**Work instructions**: Copy out the entries exactly, from the first line to the last.

-- start of Dataset entries --

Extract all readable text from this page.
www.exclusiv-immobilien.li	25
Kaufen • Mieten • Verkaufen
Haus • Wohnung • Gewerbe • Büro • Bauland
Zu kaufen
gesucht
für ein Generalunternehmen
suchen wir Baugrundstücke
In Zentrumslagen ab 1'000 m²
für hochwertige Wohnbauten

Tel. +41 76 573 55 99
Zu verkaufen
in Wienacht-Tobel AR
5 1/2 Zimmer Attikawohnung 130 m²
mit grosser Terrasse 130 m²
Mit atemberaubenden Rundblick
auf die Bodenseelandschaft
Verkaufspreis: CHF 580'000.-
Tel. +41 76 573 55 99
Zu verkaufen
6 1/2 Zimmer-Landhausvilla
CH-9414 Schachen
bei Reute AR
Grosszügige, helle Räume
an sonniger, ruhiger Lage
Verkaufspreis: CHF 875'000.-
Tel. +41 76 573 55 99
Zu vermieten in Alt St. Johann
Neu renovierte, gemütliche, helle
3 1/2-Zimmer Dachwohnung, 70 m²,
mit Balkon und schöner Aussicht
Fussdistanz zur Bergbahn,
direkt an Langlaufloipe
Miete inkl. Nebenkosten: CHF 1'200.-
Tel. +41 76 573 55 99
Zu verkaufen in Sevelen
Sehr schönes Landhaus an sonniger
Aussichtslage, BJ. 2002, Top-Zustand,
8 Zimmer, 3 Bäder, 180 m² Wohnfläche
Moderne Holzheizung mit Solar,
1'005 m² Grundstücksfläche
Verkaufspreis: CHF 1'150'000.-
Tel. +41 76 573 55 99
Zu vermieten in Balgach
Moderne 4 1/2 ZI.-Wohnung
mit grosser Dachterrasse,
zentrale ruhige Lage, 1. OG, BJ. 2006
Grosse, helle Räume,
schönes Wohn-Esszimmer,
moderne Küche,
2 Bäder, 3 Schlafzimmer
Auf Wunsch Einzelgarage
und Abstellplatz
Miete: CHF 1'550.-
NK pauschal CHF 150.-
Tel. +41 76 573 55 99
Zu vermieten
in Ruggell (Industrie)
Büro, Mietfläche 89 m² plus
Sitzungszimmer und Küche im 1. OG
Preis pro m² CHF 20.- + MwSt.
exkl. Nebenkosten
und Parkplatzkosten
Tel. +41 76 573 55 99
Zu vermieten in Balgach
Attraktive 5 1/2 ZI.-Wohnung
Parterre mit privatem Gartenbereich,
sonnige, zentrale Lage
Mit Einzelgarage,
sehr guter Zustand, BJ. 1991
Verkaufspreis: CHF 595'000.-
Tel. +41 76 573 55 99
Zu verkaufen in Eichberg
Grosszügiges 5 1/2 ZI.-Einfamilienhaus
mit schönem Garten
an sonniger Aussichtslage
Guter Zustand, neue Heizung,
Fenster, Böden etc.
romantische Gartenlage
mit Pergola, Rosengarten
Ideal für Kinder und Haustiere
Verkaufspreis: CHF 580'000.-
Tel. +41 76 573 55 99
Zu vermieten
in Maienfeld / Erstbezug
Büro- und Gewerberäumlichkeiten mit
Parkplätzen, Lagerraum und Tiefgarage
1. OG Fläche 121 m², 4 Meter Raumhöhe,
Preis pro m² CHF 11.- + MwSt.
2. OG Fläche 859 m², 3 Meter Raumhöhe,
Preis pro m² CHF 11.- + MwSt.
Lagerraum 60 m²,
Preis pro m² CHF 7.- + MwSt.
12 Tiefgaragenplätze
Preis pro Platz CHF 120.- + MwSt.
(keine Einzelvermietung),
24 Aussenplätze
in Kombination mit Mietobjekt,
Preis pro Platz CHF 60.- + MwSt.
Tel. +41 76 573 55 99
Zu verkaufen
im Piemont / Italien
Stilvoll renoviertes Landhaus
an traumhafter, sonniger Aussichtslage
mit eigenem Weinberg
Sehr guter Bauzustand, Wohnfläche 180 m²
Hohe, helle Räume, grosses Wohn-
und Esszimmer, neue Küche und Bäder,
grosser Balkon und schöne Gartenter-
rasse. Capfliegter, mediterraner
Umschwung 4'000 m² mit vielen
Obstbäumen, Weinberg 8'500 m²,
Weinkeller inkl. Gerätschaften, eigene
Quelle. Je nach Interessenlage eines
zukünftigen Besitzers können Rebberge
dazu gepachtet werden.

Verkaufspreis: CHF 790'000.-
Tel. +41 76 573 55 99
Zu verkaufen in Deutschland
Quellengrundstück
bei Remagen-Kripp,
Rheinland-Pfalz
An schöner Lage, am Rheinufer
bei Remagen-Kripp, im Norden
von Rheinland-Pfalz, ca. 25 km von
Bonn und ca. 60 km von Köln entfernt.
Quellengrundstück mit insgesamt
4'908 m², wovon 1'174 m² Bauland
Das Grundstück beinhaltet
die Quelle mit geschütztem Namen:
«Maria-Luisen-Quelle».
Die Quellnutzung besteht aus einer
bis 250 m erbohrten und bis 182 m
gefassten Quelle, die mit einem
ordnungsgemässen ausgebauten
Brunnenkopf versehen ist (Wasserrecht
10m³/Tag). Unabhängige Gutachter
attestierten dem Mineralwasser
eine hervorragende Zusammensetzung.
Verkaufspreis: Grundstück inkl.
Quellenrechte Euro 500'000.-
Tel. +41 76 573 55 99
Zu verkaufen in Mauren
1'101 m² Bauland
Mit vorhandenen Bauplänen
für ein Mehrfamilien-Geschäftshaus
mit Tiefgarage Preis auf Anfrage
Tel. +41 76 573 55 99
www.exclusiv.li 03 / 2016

-- end of Dataset entries --

**Full answer**:
Extract all readable text from this page.
www.exclusiv-immobilien.li	25
Kaufen • Mieten • Verkaufen
Haus • Wohnung • Gewerbe • Büro • Bauland
Zu kaufen
gesucht
für ein Generalunternehmen
suchen wir Baugrundstücke
In Zentrumslagen ab 1'000 m²
für hochwertige Wohnbauten

Tel. +41 76 573 55 99
Zu verkaufen
in Wienacht-Tobel AR
5 1/2 Zimmer Attikawohnung 130 m²
mit grosser Terrasse 130 m²
Mit atemberaubenden Rundblick
auf die Bodenseelandschaft
Verkaufspreis: CHF 580'000.-
Tel. +41 76 573 55 99
Zu verkaufen
6 1/2 Zimmer-Landhausvilla
CH-9414 Schachen
bei Reute AR
Grosszügige, helle Räume
an sonniger, ruhiger Lage
Verkaufspreis: CHF 875'000.-
Tel. +41 76 573 55 99
Zu vermieten in Alt St. Johann
Neu renovierte, gemütliche, helle
3 1/2-Zimmer Dachwohnung, 70 m²,
mit Balkon und schöner Aussicht
Fussdistanz zur Bergbahn,
direkt an Langlaufloipe
Miete inkl. Nebenkosten: CHF 1'200.-
Tel. +41 76 573 55 99
Zu verkaufen in Sevelen
Sehr schönes Landhaus an sonniger
Aussichtslage, BJ. 2002, Top-Zustand,
8 Zimmer, 3 Bäder, 180 m² Wohnfläche
Moderne Holzheizung mit Solar,
1'005 m² Grundstücksfläche
Verkaufspreis: CHF 1'150'000.-
Tel. +41 76 573 55 99
Zu vermieten in Balgach
Moderne 4 1/2 ZI.-Wohnung
mit grosser Dachterrasse,
zentrale ruhige Lage, 1. OG, BJ. 2006
Grosse, helle Räume,
schönes Wohn-Esszimmer,
moderne Küche,
2 Bäder, 3 Schlafzimmer
Auf Wunsch Einzelgarage
und Abstellplatz
Miete: CHF 1'550.-
NK pauschal CHF 150.-
Tel. +41 76 573 55 99
Zu vermieten
in Ruggell (Industrie)
Büro, Mietfläche 89 m² plus
Sitzungszimmer und Küche im 1. OG
Preis pro m² CHF 20.- + MwSt.
exkl. Nebenkosten
und Parkplatzkosten
Tel. +41 76 573 55 99
Zu vermieten in Balgach
Attraktive 5 1/2 ZI.-Wohnung
Parterre mit privatem Gartenbereich,
sonnige, zentrale Lage
Mit Einzelgarage,
sehr guter Zustand, BJ. 1991
Verkaufspreis: CHF 595'000.-
Tel. +41 76 573 55 99
Zu verkaufen in Eichberg
Grosszügiges 5 1/2 ZI.-Einfamilienhaus
mit schönem Garten
an sonniger Aussichtslage
Guter Zustand, neue Heizung,
Fenster, Böden etc.
romantische Gartenlage
mit Pergola, Rosengarten
Ideal für Kinder und Haustiere
Verkaufspreis: CHF 580'000.-
Tel. +41 76 573 55 99
Zu vermieten
in Maienfeld / Erstbezug
Büro- und Gewerberäumlichkeiten mit
Parkplätzen, Lagerraum und Tiefgarage
1. OG Fläche 121 m², 4 Meter Raumhöhe,
Preis pro m² CHF 11.- + MwSt.
2. OG Fläche 859 m², 3 Meter Raumhöhe,
Preis pro m² CHF 11.- + MwSt.
Lagerraum 60 m²,
Preis pro m² CHF 7.- + MwSt.
12 Tiefgaragenplätze
Preis pro Platz CHF 120.- + MwSt.
(keine Einzelvermietung),
24 Aussenplätze
in Kombination mit Mietobjekt,
Preis pro Platz CHF 60.- + MwSt.
Tel. +41 76 573 55 99
Zu verkaufen
im Piemont / Italien
Stilvoll renoviertes Landhaus
an traumhafter, sonniger Aussichtslage
mit eigenem Weinberg
Sehr guter Bauzustand, Wohnfläche 180 m²
Hohe, helle Räume, grosses Wohn-
und Esszimmer, neue Küche und Bäder,
grosser Balkon und schöne Gartenter-
rasse. Capfliegter, mediterraner
Umschwung 4'000 m² mit vielen
Obstbäumen, Weinberg 8'500 m²,
Weinkeller inkl. Gerätschaften, eigene
Quelle. Je nach Interessenlage eines
zukünftigen Besitzers können Rebberge
dazu gepachtet werden.

Verkaufspreis: CHF 790'000.-
Tel. +41 76 573 55 99
Zu verkaufen in Deutschland
Quellengrundstück
bei Remagen-Kripp,
Rheinland-Pfalz
An schöner Lage, am Rheinufer
bei Remagen-Kripp, im Norden
von Rheinland-Pfalz, ca. 25 km von
Bonn und ca. 60 km von Köln entfernt.
Quellengrundstück mit insgesamt
4'908 m², wovon 1'174 m² Bauland
Das Grundstück beinhaltet
die Quelle mit geschütztem Namen:
«Maria-Luisen-Quelle».
Die Quellnutzung besteht aus einer
bis 250 m erbohrten und bis 182 m
gefassten Quelle, die mit einem
ordnungsgemässen ausgebauten
Brunnenkopf versehen ist (Wasserrecht
10m³/Tag). Unabhängige Gutachter
attestierten dem Mineralwasser
eine hervorragende Zusammensetzung.
Verkaufspreis: Grundstück inkl.
Quellenrechte Euro 500'000.-
Tel. +41 76 573 55 99
Zu verkaufen in Mauren
1'101 m² Bauland
Mit vorhandenen Bauplänen
für ein Mehrfamilien-Geschäftshaus
mit Tiefgarage Preis auf Anfrage
Tel. +41 76 573 55 99
www.exclusiv.li 03 / 2016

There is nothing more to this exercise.